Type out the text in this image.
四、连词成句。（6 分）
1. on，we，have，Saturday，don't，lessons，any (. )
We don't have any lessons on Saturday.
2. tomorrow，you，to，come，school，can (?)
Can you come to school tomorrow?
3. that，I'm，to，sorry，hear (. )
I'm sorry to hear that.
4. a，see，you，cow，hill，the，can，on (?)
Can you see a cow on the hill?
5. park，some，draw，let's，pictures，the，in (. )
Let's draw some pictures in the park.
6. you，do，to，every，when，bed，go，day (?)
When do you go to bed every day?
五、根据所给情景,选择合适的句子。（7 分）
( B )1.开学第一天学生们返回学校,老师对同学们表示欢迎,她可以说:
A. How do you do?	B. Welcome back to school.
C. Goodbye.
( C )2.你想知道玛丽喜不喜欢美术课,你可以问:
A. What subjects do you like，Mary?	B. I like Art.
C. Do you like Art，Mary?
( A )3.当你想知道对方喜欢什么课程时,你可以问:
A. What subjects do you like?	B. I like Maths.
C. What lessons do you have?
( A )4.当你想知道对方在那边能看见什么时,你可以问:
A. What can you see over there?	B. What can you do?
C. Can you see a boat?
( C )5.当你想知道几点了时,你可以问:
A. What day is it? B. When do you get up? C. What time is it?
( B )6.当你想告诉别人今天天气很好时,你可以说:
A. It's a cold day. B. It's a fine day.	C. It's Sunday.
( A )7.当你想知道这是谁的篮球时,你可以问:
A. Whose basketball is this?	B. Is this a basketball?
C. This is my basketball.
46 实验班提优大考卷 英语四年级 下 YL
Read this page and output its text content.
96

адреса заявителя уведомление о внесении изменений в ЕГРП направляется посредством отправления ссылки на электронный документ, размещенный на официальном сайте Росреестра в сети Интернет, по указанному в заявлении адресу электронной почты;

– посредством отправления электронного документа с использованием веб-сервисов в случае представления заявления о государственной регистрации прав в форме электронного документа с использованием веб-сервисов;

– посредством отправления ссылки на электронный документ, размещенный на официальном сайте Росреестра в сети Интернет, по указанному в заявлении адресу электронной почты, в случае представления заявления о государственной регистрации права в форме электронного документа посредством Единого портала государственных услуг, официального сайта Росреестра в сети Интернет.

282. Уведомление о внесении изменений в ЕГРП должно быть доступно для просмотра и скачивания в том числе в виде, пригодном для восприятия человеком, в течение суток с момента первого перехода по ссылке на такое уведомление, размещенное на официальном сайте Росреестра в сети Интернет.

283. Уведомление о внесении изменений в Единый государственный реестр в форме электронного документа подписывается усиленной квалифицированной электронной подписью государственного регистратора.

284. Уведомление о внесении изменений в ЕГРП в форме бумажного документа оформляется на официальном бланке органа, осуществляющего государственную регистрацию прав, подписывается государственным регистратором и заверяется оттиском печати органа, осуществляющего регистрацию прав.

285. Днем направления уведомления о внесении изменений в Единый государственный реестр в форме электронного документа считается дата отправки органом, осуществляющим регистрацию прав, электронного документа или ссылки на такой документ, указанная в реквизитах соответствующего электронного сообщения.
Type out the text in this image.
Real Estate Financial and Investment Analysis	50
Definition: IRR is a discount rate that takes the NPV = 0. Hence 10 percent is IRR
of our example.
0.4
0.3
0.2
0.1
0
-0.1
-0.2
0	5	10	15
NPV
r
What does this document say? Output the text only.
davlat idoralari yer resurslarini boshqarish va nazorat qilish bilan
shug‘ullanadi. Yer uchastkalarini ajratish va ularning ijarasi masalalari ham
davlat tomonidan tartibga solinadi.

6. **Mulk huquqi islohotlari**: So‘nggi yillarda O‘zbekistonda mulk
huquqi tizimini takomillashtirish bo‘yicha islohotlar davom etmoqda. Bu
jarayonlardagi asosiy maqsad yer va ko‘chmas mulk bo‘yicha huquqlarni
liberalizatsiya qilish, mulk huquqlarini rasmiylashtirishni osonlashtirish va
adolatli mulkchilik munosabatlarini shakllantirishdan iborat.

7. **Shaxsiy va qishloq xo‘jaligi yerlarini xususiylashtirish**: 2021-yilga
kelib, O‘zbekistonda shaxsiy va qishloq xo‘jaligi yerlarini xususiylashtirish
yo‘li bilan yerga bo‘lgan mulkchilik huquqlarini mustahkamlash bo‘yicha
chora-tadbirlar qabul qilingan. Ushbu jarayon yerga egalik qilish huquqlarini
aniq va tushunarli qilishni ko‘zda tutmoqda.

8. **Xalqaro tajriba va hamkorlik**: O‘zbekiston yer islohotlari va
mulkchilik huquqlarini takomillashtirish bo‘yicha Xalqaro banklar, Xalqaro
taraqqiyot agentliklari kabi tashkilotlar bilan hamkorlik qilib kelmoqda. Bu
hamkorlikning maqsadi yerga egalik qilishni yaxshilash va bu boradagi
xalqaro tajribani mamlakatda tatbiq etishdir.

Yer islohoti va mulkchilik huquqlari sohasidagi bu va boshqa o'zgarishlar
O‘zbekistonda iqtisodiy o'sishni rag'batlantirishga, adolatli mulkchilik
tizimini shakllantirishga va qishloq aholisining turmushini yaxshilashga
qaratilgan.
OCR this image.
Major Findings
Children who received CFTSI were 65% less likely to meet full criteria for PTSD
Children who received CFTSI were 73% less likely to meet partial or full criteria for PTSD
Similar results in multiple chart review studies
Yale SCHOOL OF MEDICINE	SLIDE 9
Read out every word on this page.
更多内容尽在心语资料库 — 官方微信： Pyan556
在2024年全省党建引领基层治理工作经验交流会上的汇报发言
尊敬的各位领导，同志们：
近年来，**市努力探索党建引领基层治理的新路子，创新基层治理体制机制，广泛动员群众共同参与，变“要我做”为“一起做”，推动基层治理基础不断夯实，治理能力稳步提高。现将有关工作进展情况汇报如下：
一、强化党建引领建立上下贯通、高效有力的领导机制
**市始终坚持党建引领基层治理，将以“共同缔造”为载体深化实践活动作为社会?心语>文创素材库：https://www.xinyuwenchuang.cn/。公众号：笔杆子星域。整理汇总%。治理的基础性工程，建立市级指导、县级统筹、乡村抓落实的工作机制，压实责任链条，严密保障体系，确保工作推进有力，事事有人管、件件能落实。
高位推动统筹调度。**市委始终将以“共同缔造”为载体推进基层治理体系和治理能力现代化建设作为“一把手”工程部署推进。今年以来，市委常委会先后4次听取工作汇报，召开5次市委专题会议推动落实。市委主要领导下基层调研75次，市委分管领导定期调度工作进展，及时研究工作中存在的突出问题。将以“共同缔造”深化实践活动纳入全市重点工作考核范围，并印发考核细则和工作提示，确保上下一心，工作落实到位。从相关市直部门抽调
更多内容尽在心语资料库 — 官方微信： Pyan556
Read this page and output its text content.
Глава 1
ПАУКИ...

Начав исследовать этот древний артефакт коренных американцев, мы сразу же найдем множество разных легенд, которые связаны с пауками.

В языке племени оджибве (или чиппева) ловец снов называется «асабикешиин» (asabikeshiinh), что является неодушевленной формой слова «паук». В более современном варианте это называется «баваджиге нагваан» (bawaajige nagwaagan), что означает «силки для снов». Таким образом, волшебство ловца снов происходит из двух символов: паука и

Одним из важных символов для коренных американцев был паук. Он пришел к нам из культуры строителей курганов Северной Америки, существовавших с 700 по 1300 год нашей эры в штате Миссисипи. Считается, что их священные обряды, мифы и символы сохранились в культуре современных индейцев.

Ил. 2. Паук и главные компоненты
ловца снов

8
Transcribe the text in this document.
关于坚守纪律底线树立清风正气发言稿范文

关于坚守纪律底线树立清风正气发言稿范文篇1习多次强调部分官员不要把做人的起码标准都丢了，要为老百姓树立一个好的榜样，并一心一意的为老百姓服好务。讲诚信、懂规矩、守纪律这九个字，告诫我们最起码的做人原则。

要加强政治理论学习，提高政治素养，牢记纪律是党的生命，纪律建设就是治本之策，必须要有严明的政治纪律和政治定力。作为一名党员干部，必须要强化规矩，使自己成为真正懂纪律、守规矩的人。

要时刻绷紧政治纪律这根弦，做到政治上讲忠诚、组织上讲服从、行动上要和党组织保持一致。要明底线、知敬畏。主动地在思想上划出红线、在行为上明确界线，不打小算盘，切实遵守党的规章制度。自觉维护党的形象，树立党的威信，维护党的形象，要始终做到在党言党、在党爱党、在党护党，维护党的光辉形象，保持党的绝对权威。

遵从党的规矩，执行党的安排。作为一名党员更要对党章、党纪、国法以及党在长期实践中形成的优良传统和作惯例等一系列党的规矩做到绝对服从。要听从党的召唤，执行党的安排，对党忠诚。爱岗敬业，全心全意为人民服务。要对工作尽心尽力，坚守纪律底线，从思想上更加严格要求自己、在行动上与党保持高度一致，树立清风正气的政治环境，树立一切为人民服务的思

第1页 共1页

☆ ☆ ☆ ☆

• Goal of the exercise: Pick out the lines above containing the word "представления", then copy them.

• The completed task:
– посредством отправления электронного документа с использованием веб-сервисов в случае представления заявления о государственной регистрации прав в форме электронного документа с использованием веб-сервисов;
– посредством отправления ссылки на электронный документ, размещенный на официальном сайте Росреестра в сети Интернет, по указанному в заявлении адресу электронной почты, в случае представления заявления о государственной регистрации права в форме электронного документа посредством Единого портала государственных услуг, официального сайта Росреестра в сети Интернет.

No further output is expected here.